**What to work on**
Extract each line containing the string "checked".

>>>>

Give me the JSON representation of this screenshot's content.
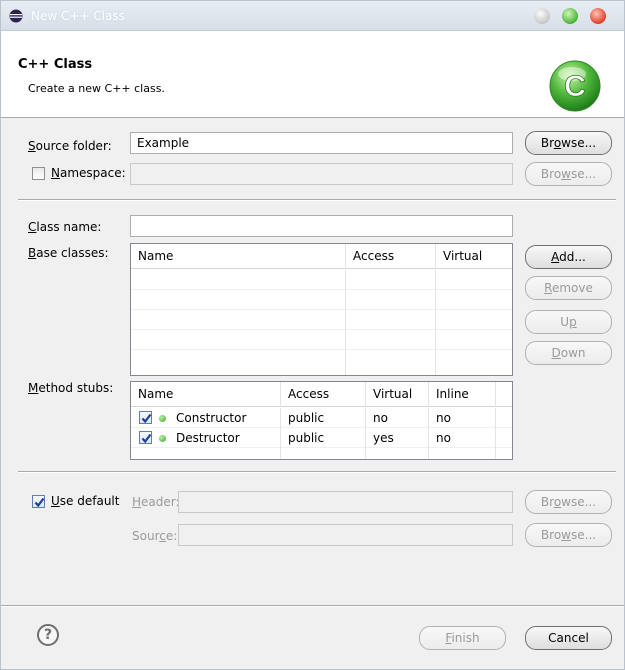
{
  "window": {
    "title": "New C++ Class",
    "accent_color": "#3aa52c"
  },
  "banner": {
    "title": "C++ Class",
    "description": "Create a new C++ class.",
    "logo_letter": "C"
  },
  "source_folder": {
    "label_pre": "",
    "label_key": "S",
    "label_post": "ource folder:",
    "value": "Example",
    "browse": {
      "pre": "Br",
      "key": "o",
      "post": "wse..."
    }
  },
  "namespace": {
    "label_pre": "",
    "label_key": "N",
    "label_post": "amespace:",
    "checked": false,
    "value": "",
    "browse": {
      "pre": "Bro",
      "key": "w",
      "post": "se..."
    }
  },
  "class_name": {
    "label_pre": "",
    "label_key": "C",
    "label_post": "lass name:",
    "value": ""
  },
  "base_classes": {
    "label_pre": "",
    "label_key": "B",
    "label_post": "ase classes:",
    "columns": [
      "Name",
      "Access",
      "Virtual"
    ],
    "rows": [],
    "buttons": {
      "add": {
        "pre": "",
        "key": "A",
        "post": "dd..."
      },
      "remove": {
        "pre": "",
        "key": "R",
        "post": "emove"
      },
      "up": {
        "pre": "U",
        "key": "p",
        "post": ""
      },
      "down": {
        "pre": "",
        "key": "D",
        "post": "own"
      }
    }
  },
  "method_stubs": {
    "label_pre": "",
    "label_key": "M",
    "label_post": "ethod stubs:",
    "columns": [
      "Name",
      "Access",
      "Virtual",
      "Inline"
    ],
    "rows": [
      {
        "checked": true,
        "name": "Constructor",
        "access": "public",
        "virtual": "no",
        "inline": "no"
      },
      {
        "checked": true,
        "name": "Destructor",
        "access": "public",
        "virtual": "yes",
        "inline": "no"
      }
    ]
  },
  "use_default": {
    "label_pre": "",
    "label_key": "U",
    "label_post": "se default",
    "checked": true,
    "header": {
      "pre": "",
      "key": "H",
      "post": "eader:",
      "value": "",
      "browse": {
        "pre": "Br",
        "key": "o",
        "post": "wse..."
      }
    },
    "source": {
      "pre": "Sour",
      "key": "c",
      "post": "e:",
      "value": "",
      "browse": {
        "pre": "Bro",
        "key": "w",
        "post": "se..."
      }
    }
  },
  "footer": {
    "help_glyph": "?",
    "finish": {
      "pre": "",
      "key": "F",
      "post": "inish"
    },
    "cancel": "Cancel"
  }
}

<<<<
>>>>

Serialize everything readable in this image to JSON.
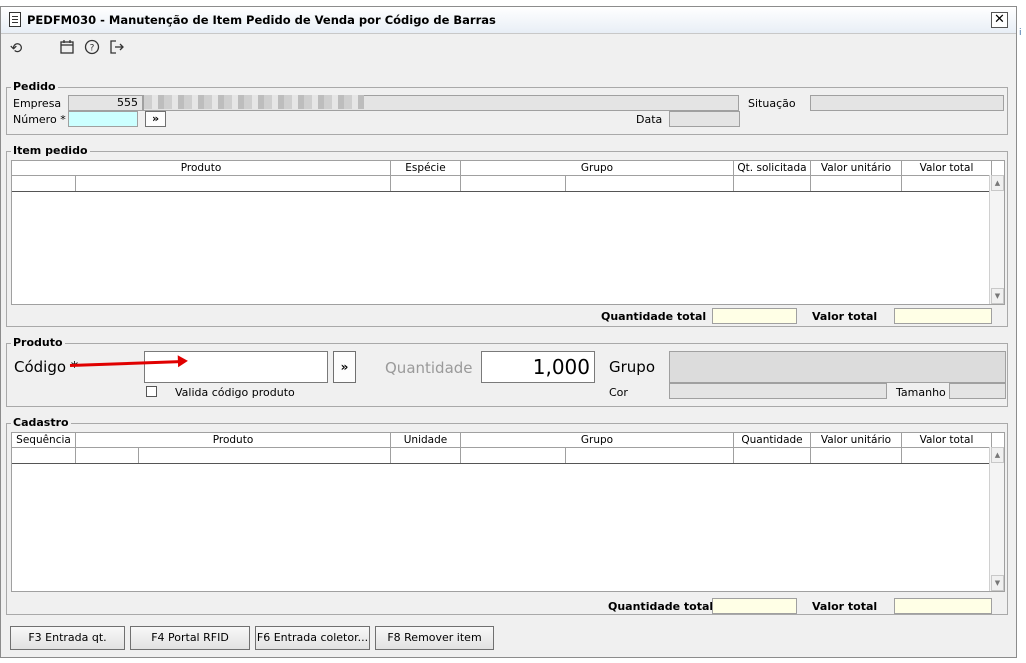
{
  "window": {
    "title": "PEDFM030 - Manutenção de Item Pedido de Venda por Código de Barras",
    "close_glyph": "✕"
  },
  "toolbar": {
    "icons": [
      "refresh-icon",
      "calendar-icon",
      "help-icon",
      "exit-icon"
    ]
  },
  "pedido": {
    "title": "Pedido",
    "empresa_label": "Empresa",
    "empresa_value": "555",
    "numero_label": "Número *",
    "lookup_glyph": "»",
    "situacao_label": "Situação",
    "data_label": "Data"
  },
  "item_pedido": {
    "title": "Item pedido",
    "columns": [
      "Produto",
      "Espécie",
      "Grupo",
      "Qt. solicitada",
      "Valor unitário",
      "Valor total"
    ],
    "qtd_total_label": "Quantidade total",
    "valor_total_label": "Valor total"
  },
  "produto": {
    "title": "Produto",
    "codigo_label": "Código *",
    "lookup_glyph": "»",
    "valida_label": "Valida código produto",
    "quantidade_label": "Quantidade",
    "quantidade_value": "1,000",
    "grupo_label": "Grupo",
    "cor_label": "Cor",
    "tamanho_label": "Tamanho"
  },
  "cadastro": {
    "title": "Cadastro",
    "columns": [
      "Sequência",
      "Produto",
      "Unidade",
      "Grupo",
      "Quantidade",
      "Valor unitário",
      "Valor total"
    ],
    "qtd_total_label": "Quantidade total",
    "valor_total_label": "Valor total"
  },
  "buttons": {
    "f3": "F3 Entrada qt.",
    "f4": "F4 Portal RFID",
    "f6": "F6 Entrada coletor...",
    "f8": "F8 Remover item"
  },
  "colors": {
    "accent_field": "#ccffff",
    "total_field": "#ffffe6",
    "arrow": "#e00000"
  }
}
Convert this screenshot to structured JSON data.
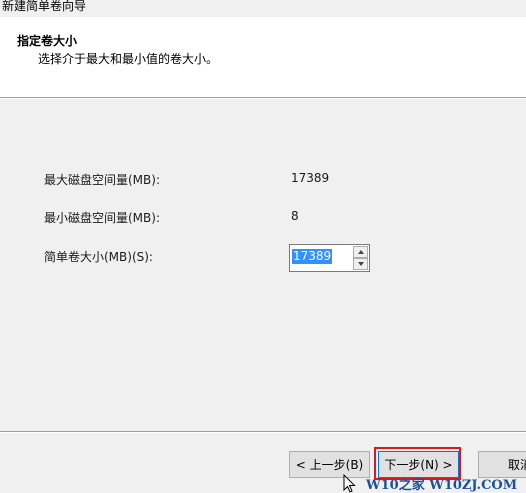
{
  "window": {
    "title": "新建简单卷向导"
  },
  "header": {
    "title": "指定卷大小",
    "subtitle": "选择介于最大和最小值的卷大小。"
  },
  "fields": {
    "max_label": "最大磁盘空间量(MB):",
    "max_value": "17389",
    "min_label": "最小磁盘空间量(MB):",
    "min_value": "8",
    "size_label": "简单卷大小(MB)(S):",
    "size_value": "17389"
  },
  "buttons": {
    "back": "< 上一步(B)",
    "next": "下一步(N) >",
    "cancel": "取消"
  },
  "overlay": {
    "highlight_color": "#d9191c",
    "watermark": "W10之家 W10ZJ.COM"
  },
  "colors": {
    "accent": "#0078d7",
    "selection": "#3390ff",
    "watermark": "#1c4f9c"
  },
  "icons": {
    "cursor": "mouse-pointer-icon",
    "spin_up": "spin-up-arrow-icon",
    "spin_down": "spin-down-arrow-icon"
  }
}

<<<<

**Reply**
    "checked": false,
        "checked": true,
        "checked": true,
    "checked": true,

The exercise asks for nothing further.